WHAT IS ASKED
Show every line where "values" occurs.

PROVIDED MATERIAL
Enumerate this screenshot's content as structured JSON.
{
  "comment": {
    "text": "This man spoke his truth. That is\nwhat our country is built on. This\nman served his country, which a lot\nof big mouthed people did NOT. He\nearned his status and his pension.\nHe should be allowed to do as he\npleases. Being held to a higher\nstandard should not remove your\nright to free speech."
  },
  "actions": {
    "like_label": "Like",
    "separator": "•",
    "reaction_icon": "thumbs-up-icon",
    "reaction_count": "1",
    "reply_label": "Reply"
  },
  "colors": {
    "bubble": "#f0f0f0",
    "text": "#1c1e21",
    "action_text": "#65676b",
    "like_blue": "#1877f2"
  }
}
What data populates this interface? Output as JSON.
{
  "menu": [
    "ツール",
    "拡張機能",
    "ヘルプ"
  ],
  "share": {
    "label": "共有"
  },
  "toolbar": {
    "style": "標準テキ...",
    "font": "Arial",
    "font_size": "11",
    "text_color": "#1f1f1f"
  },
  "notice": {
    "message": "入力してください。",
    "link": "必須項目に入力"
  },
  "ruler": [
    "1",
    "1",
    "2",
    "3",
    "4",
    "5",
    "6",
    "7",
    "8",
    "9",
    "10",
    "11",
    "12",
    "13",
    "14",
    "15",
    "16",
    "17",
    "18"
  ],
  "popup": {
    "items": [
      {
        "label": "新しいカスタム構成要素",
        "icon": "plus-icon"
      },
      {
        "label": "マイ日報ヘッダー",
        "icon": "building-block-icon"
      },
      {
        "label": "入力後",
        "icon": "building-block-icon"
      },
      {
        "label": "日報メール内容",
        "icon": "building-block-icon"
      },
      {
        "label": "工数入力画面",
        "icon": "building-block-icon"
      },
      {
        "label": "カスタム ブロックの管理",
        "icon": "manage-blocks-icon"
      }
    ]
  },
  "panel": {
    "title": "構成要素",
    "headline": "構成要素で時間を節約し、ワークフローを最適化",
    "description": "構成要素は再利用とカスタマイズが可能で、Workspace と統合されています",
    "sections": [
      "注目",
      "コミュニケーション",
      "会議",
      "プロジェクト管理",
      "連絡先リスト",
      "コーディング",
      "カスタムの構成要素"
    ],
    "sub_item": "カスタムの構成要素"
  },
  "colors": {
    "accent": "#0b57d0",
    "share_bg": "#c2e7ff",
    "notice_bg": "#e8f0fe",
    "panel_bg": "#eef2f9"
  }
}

* * *

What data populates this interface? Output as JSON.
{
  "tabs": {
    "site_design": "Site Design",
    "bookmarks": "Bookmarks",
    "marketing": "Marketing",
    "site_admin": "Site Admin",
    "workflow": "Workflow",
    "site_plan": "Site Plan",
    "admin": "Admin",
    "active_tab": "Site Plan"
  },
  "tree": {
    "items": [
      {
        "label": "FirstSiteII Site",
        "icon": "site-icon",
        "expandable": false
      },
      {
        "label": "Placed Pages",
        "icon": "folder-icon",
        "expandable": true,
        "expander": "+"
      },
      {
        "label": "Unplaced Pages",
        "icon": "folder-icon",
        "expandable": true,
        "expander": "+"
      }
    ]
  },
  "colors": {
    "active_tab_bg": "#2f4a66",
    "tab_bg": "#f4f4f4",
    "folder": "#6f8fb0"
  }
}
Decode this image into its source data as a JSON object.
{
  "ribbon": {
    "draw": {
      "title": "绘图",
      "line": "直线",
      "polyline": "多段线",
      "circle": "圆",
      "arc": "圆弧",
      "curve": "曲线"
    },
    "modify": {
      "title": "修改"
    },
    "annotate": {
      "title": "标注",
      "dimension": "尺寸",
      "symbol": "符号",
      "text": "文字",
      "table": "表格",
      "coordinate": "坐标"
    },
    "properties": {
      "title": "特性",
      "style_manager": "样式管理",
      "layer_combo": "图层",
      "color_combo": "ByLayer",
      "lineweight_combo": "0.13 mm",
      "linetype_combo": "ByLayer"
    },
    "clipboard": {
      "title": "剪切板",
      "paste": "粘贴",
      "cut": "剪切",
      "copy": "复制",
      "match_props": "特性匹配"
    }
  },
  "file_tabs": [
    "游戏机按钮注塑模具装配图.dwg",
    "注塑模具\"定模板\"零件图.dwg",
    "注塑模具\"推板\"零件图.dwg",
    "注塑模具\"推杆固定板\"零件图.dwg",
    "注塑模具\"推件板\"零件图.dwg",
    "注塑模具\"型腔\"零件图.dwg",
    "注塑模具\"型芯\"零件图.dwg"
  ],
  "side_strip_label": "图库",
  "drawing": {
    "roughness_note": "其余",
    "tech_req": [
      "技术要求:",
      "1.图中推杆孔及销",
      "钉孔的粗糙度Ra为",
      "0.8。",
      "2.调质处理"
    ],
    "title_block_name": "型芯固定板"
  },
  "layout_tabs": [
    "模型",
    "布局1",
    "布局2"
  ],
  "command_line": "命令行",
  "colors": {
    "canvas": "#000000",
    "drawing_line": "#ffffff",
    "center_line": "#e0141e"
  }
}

==

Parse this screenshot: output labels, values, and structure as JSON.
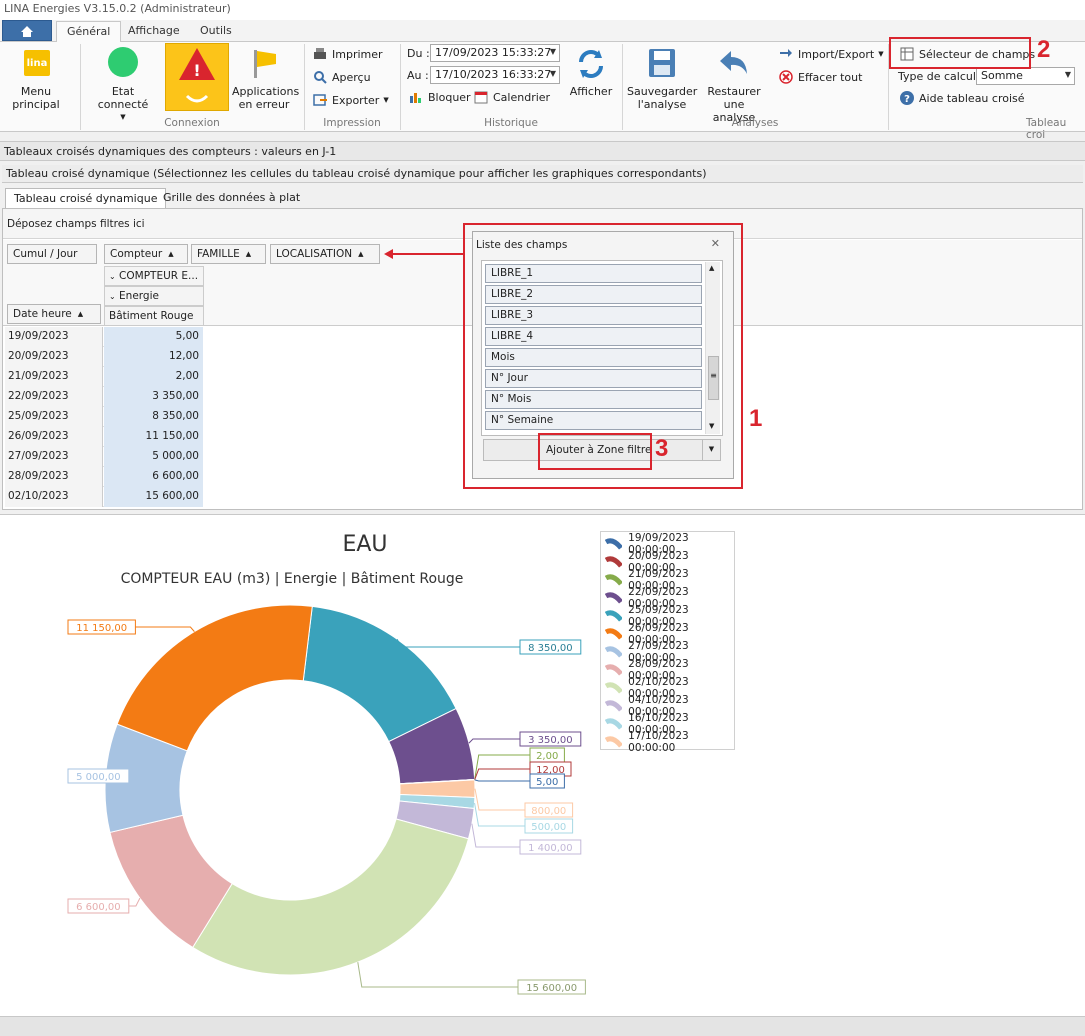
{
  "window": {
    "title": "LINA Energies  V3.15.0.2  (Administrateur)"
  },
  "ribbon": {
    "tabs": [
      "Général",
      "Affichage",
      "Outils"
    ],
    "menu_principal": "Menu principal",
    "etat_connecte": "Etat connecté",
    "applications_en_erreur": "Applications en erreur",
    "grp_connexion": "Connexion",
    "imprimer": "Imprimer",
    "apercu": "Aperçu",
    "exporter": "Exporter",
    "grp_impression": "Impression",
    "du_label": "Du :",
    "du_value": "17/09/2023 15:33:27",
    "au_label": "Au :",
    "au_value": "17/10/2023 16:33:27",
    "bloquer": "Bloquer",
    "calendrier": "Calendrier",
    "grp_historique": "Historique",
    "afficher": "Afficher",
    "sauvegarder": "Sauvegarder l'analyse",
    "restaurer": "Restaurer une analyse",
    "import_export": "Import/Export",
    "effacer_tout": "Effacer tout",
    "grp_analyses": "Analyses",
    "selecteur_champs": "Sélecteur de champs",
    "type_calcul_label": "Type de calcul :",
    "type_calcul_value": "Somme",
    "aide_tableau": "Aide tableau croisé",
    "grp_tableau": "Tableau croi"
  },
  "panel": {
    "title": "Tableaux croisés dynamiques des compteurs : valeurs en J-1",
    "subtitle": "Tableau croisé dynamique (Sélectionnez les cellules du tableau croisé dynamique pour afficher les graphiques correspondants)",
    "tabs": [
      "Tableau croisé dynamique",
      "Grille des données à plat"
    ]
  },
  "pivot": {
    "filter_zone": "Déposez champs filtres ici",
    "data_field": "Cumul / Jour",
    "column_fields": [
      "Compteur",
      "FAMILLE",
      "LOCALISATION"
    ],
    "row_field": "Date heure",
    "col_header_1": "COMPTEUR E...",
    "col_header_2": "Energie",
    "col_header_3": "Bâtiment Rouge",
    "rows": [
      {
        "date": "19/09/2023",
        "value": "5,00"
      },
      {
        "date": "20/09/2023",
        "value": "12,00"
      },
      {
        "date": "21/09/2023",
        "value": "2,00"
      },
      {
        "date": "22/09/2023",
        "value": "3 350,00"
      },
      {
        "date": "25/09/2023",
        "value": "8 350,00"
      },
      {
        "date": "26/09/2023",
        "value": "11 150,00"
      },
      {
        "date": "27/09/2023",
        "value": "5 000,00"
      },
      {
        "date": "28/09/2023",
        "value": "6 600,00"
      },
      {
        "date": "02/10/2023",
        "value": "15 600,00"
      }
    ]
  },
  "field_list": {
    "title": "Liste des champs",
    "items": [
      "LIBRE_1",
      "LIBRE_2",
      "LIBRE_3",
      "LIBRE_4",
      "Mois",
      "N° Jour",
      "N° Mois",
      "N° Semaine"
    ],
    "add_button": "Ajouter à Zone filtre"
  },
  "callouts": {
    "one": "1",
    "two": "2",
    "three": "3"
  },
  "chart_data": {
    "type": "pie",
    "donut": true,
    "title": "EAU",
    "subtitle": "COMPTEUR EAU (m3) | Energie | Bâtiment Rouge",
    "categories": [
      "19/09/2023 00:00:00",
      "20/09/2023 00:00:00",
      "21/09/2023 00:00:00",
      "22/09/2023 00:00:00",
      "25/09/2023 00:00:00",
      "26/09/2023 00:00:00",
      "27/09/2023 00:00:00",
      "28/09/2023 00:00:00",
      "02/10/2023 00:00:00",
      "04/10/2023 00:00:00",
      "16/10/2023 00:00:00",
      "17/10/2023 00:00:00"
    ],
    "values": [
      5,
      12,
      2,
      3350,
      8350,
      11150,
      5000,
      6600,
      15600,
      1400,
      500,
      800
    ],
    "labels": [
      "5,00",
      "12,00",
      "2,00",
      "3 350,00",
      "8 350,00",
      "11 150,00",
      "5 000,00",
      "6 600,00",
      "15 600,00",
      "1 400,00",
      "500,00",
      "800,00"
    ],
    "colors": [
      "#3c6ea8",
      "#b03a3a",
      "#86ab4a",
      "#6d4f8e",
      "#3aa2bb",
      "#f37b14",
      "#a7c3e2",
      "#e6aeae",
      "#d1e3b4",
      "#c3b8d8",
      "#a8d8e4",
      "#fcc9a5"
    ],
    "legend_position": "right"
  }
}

SOLUTION TO THE EXERCISE
Parse this screenshot: output labels, values, and structure as JSON.
    "values": [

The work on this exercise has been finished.